*** TEXT PASSAGE ***

Sonoro Energy Closes Private Placement and Provides an Update on Activities in Indonesia
May 31, 2021 - TheNewswire - Calgary, Alberta - Sonoro Energy Ltd. (“Sonoro” or the “Company”) (TSXV:SNV) (OTC:SNVFF) announces that it has completed the previously announced non-brokered private placement of common share/warrant unit financing to support ongoing activities in Indonesia. Sonoro will issue 7,000,000 units for total proceeds of $350,000 Each unit consists of one $0.05 common share (a “Common Share”) and one common share purchase warrant (a “Warrant”) of the Company, where each whole Warrant entitles the holder to purchase one Common Share within two years at a price of $0.10 per Common Share.
Sonoro will use the proceeds of the funding for third party technical studies to improve the geological and reservoir model of the Pematang reservoirs within the Selat Panjang project area in Sumatra, Indonesia and general working capital purpose. Certain subscriptions will also be used to extinguish existing debt obligations on the balance sheet. Management and Insiders will be subscribing for a large portion of the private placement.
Mr. David Kirk, the CEO of Sonoro commented that “this funding enables the company to complete important technical studies, continue to fulfill our commitments and to progress commercial negotiations with our Joint Venture Partner. It is noted that the Resource Report commissioned with RISC Advisory Pty Limited, had been delayed as we reviewed the inputs to the study and engaged with RISC to address any deficiencies in data provided by the company. That process is ongoing and is expected to be completed shortly. Discussions with our Joint Venture Partner have been challenging in an environment of restricted contacts due to Covid 19. Despite that, we continue to explore multiple options to resolve outstanding issues and have every reason to believe in a successful outcome”.
As part of this non-brokered financing, warrants are subject to an acceleration clause. This clause states that if, four months and one day after the warrants are issued, the closing price of the common shares of the Corporation, on the principal market on which such shares trade, is equal to, or exceeds, C$0.20 for 10 consecutive trading days (with the 10th such trading date hereafter referred to as the “Eligible Acceleration Date”), the warrant expiry date shall accelerate to a date 20 calendar days after issuance of a press release by the Corporation announcing the reduced warrant term—provided, no more than five business days following the Eligible Acceleration Date, that, the press release is issued; and notices are sent to all warrant holders.
The Offering is being made pursuant to certain Canadian prospectus exemptions, including the “existing securityholder” exemption and “purchasers advised by investment dealers” exemption, where applicable. Both the “existing securityholder” and “purchasers advised by investment dealers” exemptions are collectively referred to as the “Existing Securityholder and Retail Investor Exemptions”.

*** End of TEXT PASSAGE ***

▶ PROBLEM REQUIREMENTS:
Please continue the Sonoro Energy press release above, starting right after its last sentence.

*** DATA EXTRACTS ***

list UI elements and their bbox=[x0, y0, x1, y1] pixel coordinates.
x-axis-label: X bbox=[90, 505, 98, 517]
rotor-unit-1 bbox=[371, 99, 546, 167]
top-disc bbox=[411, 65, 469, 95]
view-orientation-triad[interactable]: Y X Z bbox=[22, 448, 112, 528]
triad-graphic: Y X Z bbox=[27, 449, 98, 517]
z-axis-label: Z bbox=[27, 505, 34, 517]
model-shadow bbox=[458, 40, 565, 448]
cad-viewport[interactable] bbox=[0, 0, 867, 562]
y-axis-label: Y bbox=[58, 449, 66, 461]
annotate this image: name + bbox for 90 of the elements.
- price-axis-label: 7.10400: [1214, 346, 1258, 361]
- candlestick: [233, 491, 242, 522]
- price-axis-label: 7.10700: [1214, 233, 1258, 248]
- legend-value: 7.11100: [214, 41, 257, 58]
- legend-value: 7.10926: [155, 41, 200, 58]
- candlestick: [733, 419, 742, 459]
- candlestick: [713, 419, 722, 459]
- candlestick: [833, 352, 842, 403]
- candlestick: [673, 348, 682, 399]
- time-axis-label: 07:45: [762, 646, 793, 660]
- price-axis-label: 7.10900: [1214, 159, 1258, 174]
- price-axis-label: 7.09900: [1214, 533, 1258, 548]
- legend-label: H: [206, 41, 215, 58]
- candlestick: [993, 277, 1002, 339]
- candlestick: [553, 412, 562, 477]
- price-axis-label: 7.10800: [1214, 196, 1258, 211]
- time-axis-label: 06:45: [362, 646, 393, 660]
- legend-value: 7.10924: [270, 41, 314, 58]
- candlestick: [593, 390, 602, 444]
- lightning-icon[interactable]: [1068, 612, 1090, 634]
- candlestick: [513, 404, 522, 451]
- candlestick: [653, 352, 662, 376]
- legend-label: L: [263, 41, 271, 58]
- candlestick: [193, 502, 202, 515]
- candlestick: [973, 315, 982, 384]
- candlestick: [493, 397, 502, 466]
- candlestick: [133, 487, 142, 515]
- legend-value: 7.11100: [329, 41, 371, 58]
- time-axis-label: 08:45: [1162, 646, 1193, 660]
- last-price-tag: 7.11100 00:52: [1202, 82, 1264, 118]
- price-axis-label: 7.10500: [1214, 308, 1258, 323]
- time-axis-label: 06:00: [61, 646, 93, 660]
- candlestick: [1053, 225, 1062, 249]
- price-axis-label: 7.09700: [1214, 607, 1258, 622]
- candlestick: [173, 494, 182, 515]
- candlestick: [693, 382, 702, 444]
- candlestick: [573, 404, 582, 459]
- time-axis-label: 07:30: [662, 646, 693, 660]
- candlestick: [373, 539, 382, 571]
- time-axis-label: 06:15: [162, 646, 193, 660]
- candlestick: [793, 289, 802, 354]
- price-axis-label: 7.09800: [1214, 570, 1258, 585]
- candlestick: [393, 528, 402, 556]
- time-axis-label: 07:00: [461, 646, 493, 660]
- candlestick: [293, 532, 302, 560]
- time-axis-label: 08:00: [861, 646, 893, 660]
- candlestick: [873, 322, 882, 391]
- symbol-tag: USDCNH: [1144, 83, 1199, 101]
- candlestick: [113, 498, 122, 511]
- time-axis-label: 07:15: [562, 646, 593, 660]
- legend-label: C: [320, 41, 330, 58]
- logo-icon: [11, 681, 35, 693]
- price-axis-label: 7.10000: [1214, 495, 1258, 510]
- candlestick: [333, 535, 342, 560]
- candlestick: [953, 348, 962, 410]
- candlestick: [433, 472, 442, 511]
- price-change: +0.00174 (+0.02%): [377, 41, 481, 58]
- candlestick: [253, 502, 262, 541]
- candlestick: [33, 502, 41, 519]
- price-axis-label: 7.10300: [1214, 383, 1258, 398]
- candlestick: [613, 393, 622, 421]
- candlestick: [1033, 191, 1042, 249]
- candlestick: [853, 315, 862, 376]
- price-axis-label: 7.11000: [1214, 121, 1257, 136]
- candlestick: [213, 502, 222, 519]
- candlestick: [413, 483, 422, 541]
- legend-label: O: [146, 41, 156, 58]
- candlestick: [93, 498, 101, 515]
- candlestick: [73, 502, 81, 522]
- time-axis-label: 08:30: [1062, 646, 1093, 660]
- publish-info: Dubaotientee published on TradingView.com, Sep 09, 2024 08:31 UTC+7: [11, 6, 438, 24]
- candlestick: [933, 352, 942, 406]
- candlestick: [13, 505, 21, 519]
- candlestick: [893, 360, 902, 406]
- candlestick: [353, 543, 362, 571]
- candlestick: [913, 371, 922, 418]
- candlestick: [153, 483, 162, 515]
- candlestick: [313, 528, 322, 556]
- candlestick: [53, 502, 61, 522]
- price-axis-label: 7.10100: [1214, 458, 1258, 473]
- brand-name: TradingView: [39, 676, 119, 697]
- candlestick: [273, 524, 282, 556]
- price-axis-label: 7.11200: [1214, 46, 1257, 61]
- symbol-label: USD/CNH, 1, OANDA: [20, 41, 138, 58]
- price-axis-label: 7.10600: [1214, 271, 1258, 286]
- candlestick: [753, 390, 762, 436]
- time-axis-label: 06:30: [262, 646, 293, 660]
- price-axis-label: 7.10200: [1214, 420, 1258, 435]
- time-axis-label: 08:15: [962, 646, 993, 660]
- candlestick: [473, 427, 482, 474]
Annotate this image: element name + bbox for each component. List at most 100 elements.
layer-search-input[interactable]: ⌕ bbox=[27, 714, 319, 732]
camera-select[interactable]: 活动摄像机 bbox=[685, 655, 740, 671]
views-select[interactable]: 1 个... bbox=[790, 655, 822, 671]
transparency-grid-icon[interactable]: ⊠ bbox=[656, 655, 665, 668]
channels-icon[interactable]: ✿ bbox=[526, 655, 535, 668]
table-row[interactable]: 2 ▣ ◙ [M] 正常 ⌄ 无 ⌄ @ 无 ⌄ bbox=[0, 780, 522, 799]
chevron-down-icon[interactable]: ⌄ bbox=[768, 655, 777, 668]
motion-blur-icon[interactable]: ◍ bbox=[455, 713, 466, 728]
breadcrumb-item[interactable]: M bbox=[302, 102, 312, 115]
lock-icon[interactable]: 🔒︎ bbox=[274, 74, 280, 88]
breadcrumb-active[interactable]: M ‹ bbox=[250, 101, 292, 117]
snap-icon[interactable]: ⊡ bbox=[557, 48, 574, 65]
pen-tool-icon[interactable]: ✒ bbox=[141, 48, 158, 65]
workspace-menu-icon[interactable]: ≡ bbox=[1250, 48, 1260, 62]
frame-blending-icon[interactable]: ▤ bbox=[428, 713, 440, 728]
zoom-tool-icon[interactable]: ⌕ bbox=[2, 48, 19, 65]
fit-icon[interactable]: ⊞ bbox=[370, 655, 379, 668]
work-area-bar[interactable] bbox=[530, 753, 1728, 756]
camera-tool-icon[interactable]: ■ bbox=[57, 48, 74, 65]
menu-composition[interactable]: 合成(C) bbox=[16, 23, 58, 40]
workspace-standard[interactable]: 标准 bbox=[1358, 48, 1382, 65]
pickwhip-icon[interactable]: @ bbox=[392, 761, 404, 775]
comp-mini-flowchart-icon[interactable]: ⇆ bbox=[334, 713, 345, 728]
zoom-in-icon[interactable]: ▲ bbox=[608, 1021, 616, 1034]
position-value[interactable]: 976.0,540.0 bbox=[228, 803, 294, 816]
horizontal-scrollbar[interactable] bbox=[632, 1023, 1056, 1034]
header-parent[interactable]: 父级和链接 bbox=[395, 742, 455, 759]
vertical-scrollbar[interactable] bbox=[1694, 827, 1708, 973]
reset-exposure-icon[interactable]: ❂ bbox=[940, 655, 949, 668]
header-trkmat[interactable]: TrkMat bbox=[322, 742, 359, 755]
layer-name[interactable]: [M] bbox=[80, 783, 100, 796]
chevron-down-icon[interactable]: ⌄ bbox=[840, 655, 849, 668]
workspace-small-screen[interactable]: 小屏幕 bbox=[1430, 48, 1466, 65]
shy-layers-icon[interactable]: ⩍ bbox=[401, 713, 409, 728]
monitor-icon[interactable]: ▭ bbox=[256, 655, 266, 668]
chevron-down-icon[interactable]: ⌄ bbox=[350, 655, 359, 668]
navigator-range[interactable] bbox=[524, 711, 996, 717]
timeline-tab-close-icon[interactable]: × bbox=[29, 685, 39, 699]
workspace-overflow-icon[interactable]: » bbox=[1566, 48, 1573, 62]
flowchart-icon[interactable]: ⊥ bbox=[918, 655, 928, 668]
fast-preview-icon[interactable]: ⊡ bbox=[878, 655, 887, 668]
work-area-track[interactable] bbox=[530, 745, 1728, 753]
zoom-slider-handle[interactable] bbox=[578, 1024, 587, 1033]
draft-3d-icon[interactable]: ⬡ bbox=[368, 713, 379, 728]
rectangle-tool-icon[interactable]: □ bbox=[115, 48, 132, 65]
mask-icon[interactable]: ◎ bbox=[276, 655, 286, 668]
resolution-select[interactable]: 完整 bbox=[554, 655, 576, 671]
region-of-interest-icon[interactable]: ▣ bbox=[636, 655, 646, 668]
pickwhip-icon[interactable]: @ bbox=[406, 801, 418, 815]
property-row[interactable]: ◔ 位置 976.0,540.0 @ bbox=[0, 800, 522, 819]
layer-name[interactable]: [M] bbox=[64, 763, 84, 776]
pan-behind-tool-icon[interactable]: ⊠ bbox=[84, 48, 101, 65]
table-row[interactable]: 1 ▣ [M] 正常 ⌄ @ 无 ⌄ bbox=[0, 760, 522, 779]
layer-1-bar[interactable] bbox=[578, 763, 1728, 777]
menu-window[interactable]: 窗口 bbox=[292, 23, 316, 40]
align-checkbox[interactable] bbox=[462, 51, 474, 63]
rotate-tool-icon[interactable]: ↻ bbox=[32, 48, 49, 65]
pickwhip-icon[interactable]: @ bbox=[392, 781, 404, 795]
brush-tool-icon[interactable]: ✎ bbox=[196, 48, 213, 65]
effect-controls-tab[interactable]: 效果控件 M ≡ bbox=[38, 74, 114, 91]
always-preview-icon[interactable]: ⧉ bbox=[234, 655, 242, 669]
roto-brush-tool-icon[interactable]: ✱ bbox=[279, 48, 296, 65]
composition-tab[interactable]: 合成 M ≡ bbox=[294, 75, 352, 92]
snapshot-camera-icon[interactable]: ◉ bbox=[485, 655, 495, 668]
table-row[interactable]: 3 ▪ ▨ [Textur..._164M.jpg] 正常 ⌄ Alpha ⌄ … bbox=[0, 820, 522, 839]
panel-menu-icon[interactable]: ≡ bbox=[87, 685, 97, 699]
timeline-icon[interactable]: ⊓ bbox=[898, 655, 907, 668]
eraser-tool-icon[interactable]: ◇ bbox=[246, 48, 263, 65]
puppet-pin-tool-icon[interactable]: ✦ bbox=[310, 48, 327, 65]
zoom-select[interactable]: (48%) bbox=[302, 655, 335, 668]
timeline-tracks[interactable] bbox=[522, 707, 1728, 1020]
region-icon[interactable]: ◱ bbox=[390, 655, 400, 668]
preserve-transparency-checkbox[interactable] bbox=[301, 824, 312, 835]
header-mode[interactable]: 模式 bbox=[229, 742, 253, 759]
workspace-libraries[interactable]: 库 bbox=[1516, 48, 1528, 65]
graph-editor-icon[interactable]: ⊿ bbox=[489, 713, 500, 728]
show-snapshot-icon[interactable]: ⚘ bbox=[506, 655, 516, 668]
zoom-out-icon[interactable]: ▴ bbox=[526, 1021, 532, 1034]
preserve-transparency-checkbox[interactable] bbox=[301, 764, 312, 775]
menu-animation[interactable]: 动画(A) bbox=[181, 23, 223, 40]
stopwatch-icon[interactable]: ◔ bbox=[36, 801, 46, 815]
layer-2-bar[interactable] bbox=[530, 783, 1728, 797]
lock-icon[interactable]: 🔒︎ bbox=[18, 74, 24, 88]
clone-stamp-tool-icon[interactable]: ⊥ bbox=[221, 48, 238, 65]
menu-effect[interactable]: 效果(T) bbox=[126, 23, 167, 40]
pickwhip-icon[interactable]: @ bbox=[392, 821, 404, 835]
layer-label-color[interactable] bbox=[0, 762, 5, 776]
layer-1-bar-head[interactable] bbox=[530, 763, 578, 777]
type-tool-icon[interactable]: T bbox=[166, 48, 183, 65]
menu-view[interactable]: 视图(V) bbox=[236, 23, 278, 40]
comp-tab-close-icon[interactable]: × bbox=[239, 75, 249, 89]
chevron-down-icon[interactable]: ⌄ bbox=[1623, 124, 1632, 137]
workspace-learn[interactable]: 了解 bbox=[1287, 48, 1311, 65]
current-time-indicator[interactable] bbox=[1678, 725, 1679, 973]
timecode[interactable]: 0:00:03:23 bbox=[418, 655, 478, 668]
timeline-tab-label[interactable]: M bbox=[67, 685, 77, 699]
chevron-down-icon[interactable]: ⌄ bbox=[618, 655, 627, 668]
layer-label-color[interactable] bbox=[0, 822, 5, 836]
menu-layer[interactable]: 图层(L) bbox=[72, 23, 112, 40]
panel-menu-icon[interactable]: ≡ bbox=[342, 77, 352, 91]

*** End of DATA EXTRACTS ***

▶ ANSWER TO THE EXERCISE:
All securities issued in connection with the Offering will be subject to a four month hold period from the date of issuance of such securities. The Company confirms that there is no material fact or material change related to the Company which has not been generally disclosed.
Forward-looking Statements
Certain information in this news release constitutes forward-looking statements under applicable securities laws. Any statements that are contained in this news release that are not statements of historical fact may be deemed to be forward-looking statements. Forward-looking statements are often identified by terms such as "may," "should," "anticipate," "expects," "estimates," "seeks" and similar expressions. In particular, without limiting the generality of the foregoing, this news release contains forward-looking information regarding the PSC.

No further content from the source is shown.